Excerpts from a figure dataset
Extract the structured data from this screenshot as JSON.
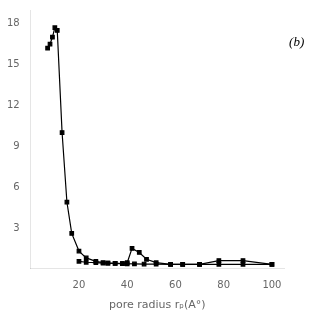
{
  "chart_data": {
    "type": "line",
    "x_label": "pore radius rₚ(A°)",
    "annotation": "(b)",
    "xlim": [
      0,
      105
    ],
    "ylim": [
      0,
      19
    ],
    "xticks": [
      20,
      40,
      60,
      80,
      100
    ],
    "yticks": [
      3,
      6,
      9,
      12,
      15,
      18
    ],
    "grid": false,
    "series": [
      {
        "color": "#000000",
        "marker": "square",
        "line_style": "solid",
        "x": [
          7,
          8,
          9,
          10,
          11,
          13,
          15,
          17,
          20,
          23,
          27,
          30,
          32,
          35,
          38,
          40,
          43,
          47,
          52,
          58,
          63,
          70,
          78,
          88,
          100
        ],
        "values": [
          16.2,
          16.5,
          17.0,
          17.7,
          17.5,
          10.0,
          4.9,
          2.6,
          1.3,
          0.8,
          0.55,
          0.45,
          0.42,
          0.4,
          0.38,
          0.37,
          0.36,
          0.35,
          0.34,
          0.33,
          0.33,
          0.33,
          0.33,
          0.33,
          0.33
        ]
      },
      {
        "color": "#000000",
        "marker": "square",
        "line_style": "solid",
        "x": [
          20,
          23,
          27,
          30,
          32,
          35,
          38,
          40,
          42,
          45,
          48,
          52,
          58,
          63,
          70,
          78,
          88,
          100
        ],
        "values": [
          0.55,
          0.48,
          0.45,
          0.42,
          0.42,
          0.4,
          0.38,
          0.45,
          1.5,
          1.2,
          0.7,
          0.45,
          0.33,
          0.33,
          0.33,
          0.6,
          0.6,
          0.33
        ]
      }
    ]
  }
}
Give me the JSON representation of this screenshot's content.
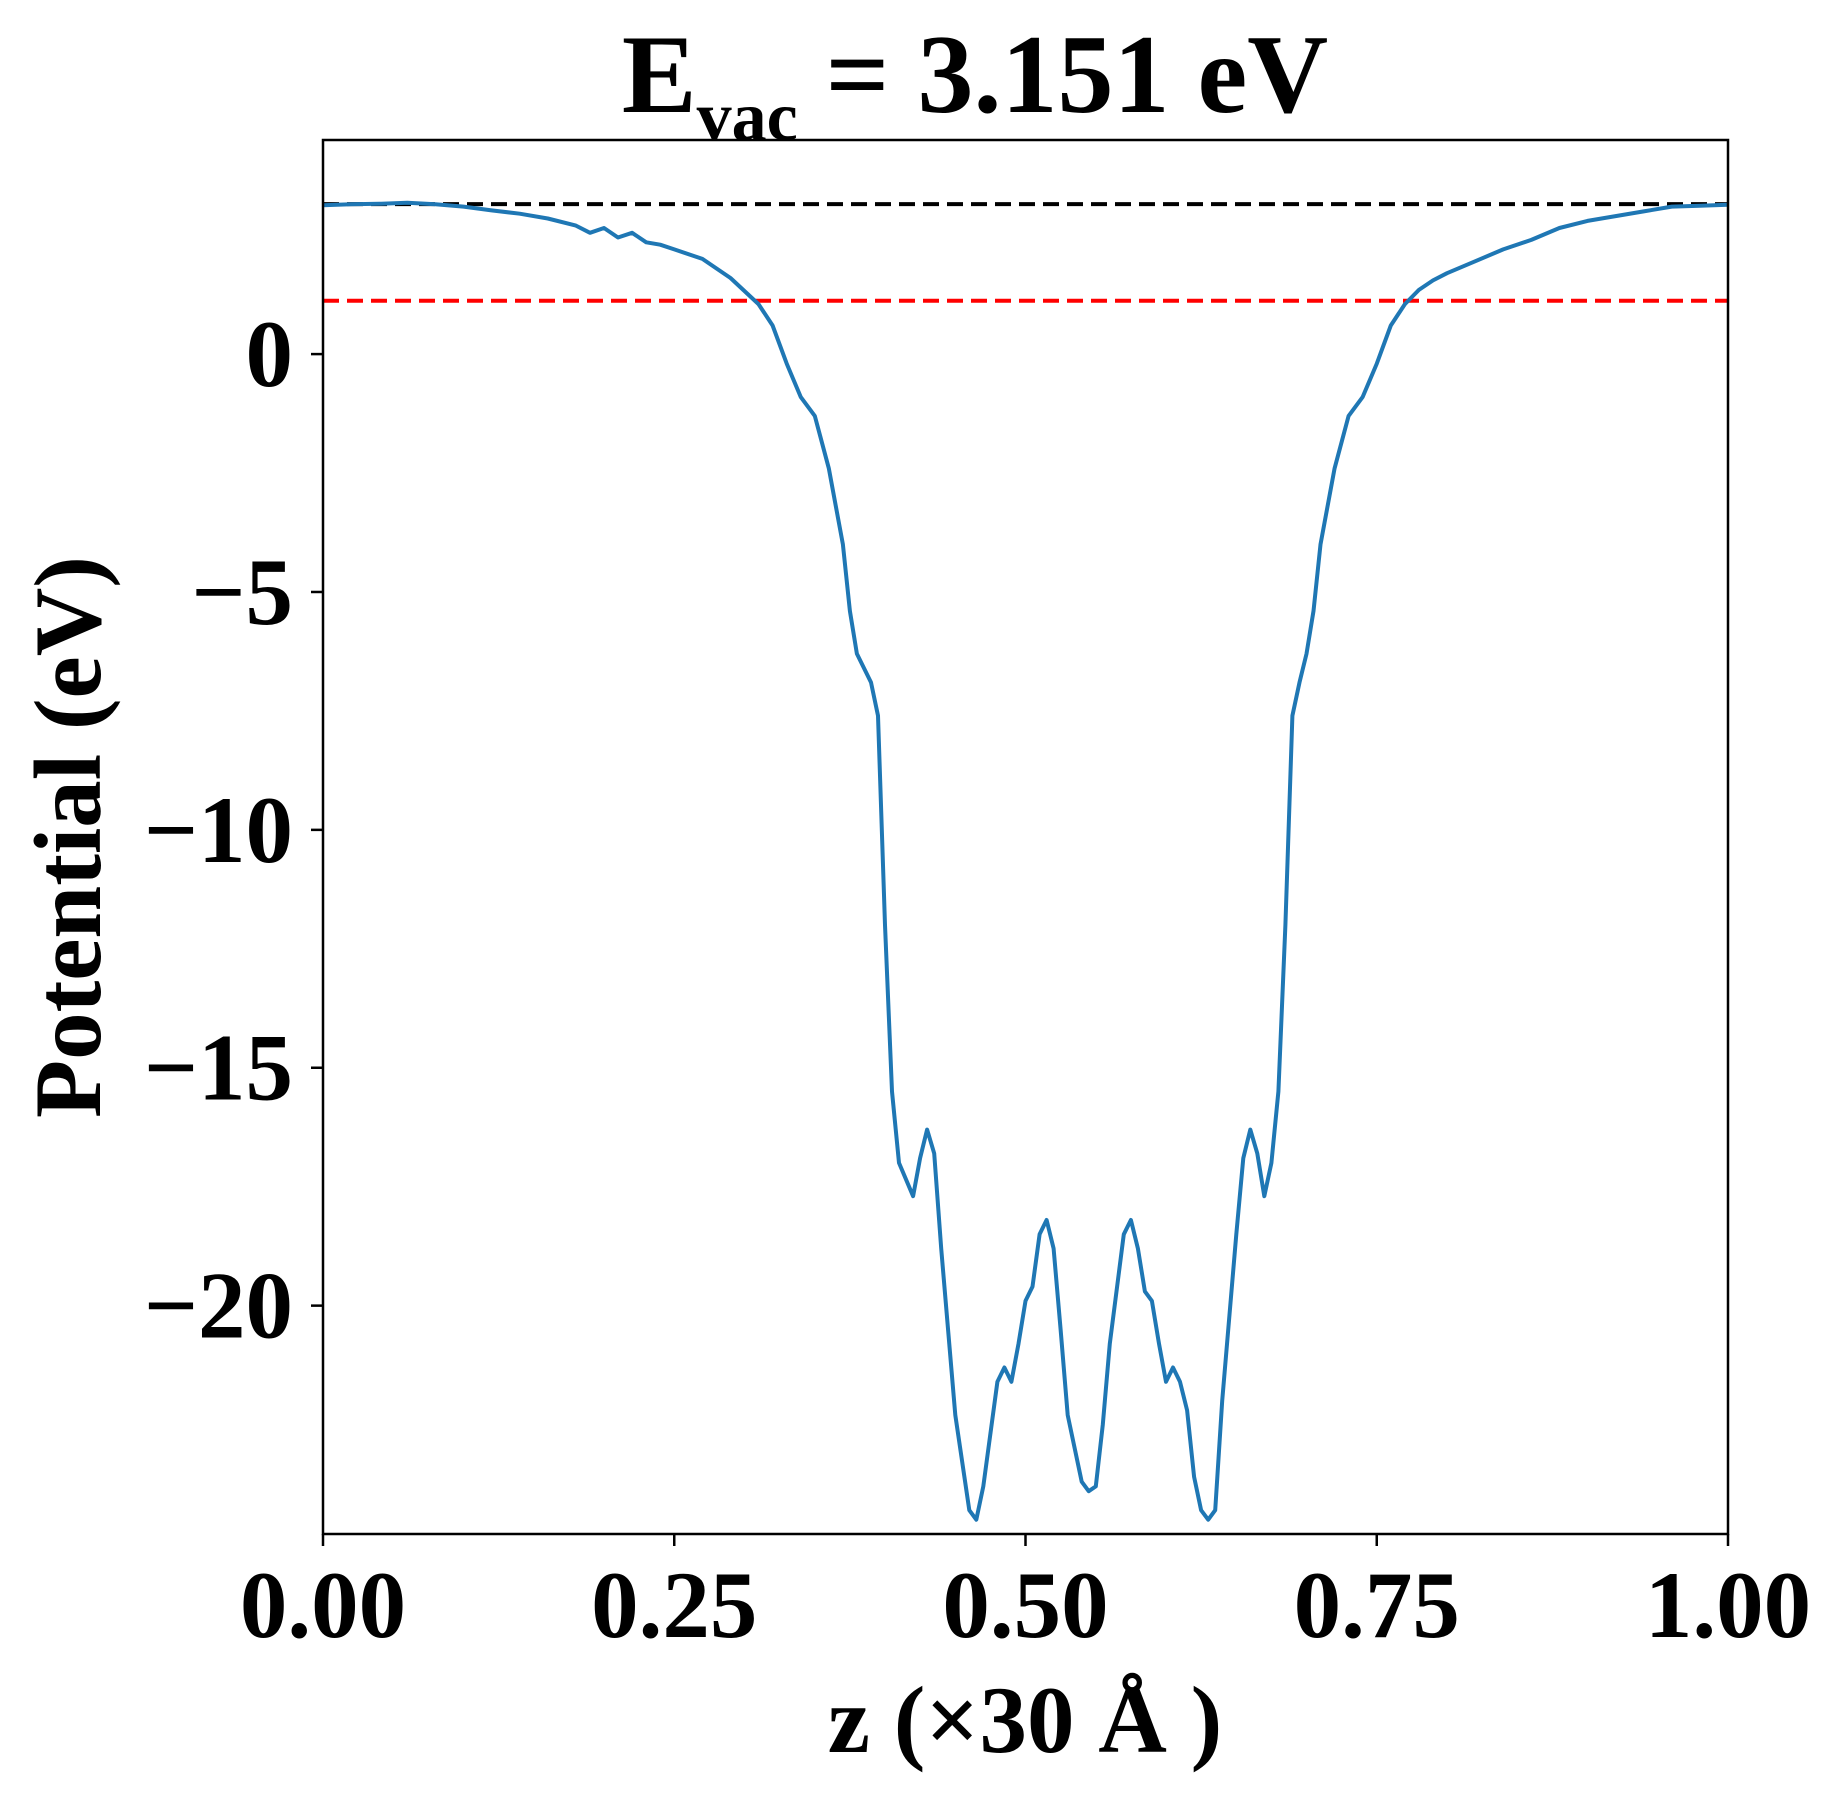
{
  "chart_data": {
    "type": "line",
    "title": {
      "main": "E",
      "subscript": "vac",
      "rest": " = 3.151 eV"
    },
    "xlabel": "z (×30 Å )",
    "ylabel": "Potential (eV)",
    "xlim": [
      0,
      1
    ],
    "ylim": [
      -24.8,
      4.5
    ],
    "xticks": [
      0,
      0.25,
      0.5,
      0.75,
      1.0
    ],
    "xtick_labels": [
      "0.00",
      "0.25",
      "0.50",
      "0.75",
      "1.00"
    ],
    "yticks": [
      0,
      -5,
      -10,
      -15,
      -20
    ],
    "ytick_labels": [
      "0",
      "−5",
      "−10",
      "−15",
      "−20"
    ],
    "grid": false,
    "hlines": [
      {
        "y": 3.151,
        "color": "#000000",
        "style": "dashed"
      },
      {
        "y": 1.12,
        "color": "#ff0000",
        "style": "dashed"
      }
    ],
    "series": [
      {
        "color": "#1f77b4",
        "x": [
          0.0,
          0.02,
          0.04,
          0.06,
          0.08,
          0.1,
          0.12,
          0.14,
          0.16,
          0.18,
          0.19,
          0.2,
          0.21,
          0.22,
          0.23,
          0.24,
          0.25,
          0.27,
          0.29,
          0.31,
          0.32,
          0.33,
          0.34,
          0.35,
          0.36,
          0.37,
          0.375,
          0.38,
          0.39,
          0.395,
          0.4,
          0.405,
          0.41,
          0.42,
          0.425,
          0.43,
          0.435,
          0.44,
          0.45,
          0.46,
          0.465,
          0.47,
          0.48,
          0.485,
          0.49,
          0.495,
          0.5,
          0.505,
          0.51,
          0.515,
          0.52,
          0.525,
          0.53,
          0.54,
          0.545,
          0.55,
          0.555,
          0.56,
          0.57,
          0.575,
          0.58,
          0.585,
          0.59,
          0.595,
          0.6,
          0.605,
          0.61,
          0.615,
          0.62,
          0.625,
          0.63,
          0.635,
          0.64,
          0.65,
          0.655,
          0.66,
          0.665,
          0.67,
          0.675,
          0.68,
          0.685,
          0.69,
          0.695,
          0.7,
          0.705,
          0.71,
          0.72,
          0.73,
          0.74,
          0.75,
          0.76,
          0.77,
          0.78,
          0.79,
          0.8,
          0.82,
          0.84,
          0.86,
          0.88,
          0.9,
          0.92,
          0.94,
          0.96,
          0.98,
          1.0
        ],
        "y": [
          3.13,
          3.15,
          3.16,
          3.18,
          3.15,
          3.1,
          3.02,
          2.95,
          2.85,
          2.7,
          2.55,
          2.65,
          2.45,
          2.55,
          2.35,
          2.3,
          2.2,
          2.0,
          1.6,
          1.05,
          0.6,
          -0.2,
          -0.9,
          -1.3,
          -2.4,
          -4.0,
          -5.4,
          -6.3,
          -6.9,
          -7.6,
          -12.0,
          -15.5,
          -17.0,
          -17.7,
          -16.9,
          -16.3,
          -16.8,
          -18.8,
          -22.3,
          -24.3,
          -24.5,
          -23.8,
          -21.6,
          -21.3,
          -21.6,
          -20.8,
          -19.9,
          -19.6,
          -18.5,
          -18.2,
          -18.8,
          -20.5,
          -22.3,
          -23.7,
          -23.9,
          -23.8,
          -22.5,
          -20.8,
          -18.5,
          -18.2,
          -18.8,
          -19.7,
          -19.9,
          -20.8,
          -21.6,
          -21.3,
          -21.6,
          -22.2,
          -23.6,
          -24.3,
          -24.5,
          -24.3,
          -22.0,
          -18.5,
          -16.9,
          -16.3,
          -16.8,
          -17.7,
          -17.0,
          -15.5,
          -12.0,
          -7.6,
          -6.9,
          -6.3,
          -5.4,
          -4.0,
          -2.4,
          -1.3,
          -0.9,
          -0.2,
          0.6,
          1.05,
          1.35,
          1.55,
          1.7,
          1.95,
          2.2,
          2.4,
          2.65,
          2.8,
          2.9,
          3.0,
          3.1,
          3.12,
          3.14
        ]
      }
    ]
  }
}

Job:
Every entry must be reproduced exactly, with the images left out.

Task output:
Extract the structured data from this screenshot as JSON.
{
  "chart_data": {
    "type": "line",
    "x_label": "pore radius rₚ(A°)",
    "annotation": "(b)",
    "xlim": [
      0,
      105
    ],
    "ylim": [
      0,
      19
    ],
    "xticks": [
      20,
      40,
      60,
      80,
      100
    ],
    "yticks": [
      3,
      6,
      9,
      12,
      15,
      18
    ],
    "grid": false,
    "series": [
      {
        "color": "#000000",
        "marker": "square",
        "line_style": "solid",
        "x": [
          7,
          8,
          9,
          10,
          11,
          13,
          15,
          17,
          20,
          23,
          27,
          30,
          32,
          35,
          38,
          40,
          43,
          47,
          52,
          58,
          63,
          70,
          78,
          88,
          100
        ],
        "values": [
          16.2,
          16.5,
          17.0,
          17.7,
          17.5,
          10.0,
          4.9,
          2.6,
          1.3,
          0.8,
          0.55,
          0.45,
          0.42,
          0.4,
          0.38,
          0.37,
          0.36,
          0.35,
          0.34,
          0.33,
          0.33,
          0.33,
          0.33,
          0.33,
          0.33
        ]
      },
      {
        "color": "#000000",
        "marker": "square",
        "line_style": "solid",
        "x": [
          20,
          23,
          27,
          30,
          32,
          35,
          38,
          40,
          42,
          45,
          48,
          52,
          58,
          63,
          70,
          78,
          88,
          100
        ],
        "values": [
          0.55,
          0.48,
          0.45,
          0.42,
          0.42,
          0.4,
          0.38,
          0.45,
          1.5,
          1.2,
          0.7,
          0.45,
          0.33,
          0.33,
          0.33,
          0.6,
          0.6,
          0.33
        ]
      }
    ]
  }
}
Give me the JSON representation of this screenshot's content.
{
  "chart_data": {
    "type": "line",
    "title": {
      "main": "E",
      "subscript": "vac",
      "rest": " = 3.151 eV"
    },
    "xlabel": "z (×30 Å )",
    "ylabel": "Potential (eV)",
    "xlim": [
      0,
      1
    ],
    "ylim": [
      -24.8,
      4.5
    ],
    "xticks": [
      0,
      0.25,
      0.5,
      0.75,
      1.0
    ],
    "xtick_labels": [
      "0.00",
      "0.25",
      "0.50",
      "0.75",
      "1.00"
    ],
    "yticks": [
      0,
      -5,
      -10,
      -15,
      -20
    ],
    "ytick_labels": [
      "0",
      "−5",
      "−10",
      "−15",
      "−20"
    ],
    "grid": false,
    "hlines": [
      {
        "y": 3.151,
        "color": "#000000",
        "style": "dashed"
      },
      {
        "y": 1.12,
        "color": "#ff0000",
        "style": "dashed"
      }
    ],
    "series": [
      {
        "color": "#1f77b4",
        "x": [
          0.0,
          0.02,
          0.04,
          0.06,
          0.08,
          0.1,
          0.12,
          0.14,
          0.16,
          0.18,
          0.19,
          0.2,
          0.21,
          0.22,
          0.23,
          0.24,
          0.25,
          0.27,
          0.29,
          0.31,
          0.32,
          0.33,
          0.34,
          0.35,
          0.36,
          0.37,
          0.375,
          0.38,
          0.39,
          0.395,
          0.4,
          0.405,
          0.41,
          0.42,
          0.425,
          0.43,
          0.435,
          0.44,
          0.45,
          0.46,
          0.465,
          0.47,
          0.48,
          0.485,
          0.49,
          0.495,
          0.5,
          0.505,
          0.51,
          0.515,
          0.52,
          0.525,
          0.53,
          0.54,
          0.545,
          0.55,
          0.555,
          0.56,
          0.57,
          0.575,
          0.58,
          0.585,
          0.59,
          0.595,
          0.6,
          0.605,
          0.61,
          0.615,
          0.62,
          0.625,
          0.63,
          0.635,
          0.64,
          0.65,
          0.655,
          0.66,
          0.665,
          0.67,
          0.675,
          0.68,
          0.685,
          0.69,
          0.695,
          0.7,
          0.705,
          0.71,
          0.72,
          0.73,
          0.74,
          0.75,
          0.76,
          0.77,
          0.78,
          0.79,
          0.8,
          0.82,
          0.84,
          0.86,
          0.88,
          0.9,
          0.92,
          0.94,
          0.96,
          0.98,
          1.0
        ],
        "y": [
          3.13,
          3.15,
          3.16,
          3.18,
          3.15,
          3.1,
          3.02,
          2.95,
          2.85,
          2.7,
          2.55,
          2.65,
          2.45,
          2.55,
          2.35,
          2.3,
          2.2,
          2.0,
          1.6,
          1.05,
          0.6,
          -0.2,
          -0.9,
          -1.3,
          -2.4,
          -4.0,
          -5.4,
          -6.3,
          -6.9,
          -7.6,
          -12.0,
          -15.5,
          -17.0,
          -17.7,
          -16.9,
          -16.3,
          -16.8,
          -18.8,
          -22.3,
          -24.3,
          -24.5,
          -23.8,
          -21.6,
          -21.3,
          -21.6,
          -20.8,
          -19.9,
          -19.6,
          -18.5,
          -18.2,
          -18.8,
          -20.5,
          -22.3,
          -23.7,
          -23.9,
          -23.8,
          -22.5,
          -20.8,
          -18.5,
          -18.2,
          -18.8,
          -19.7,
          -19.9,
          -20.8,
          -21.6,
          -21.3,
          -21.6,
          -22.2,
          -23.6,
          -24.3,
          -24.5,
          -24.3,
          -22.0,
          -18.5,
          -16.9,
          -16.3,
          -16.8,
          -17.7,
          -17.0,
          -15.5,
          -12.0,
          -7.6,
          -6.9,
          -6.3,
          -5.4,
          -4.0,
          -2.4,
          -1.3,
          -0.9,
          -0.2,
          0.6,
          1.05,
          1.35,
          1.55,
          1.7,
          1.95,
          2.2,
          2.4,
          2.65,
          2.8,
          2.9,
          3.0,
          3.1,
          3.12,
          3.14
        ]
      }
    ]
  }
}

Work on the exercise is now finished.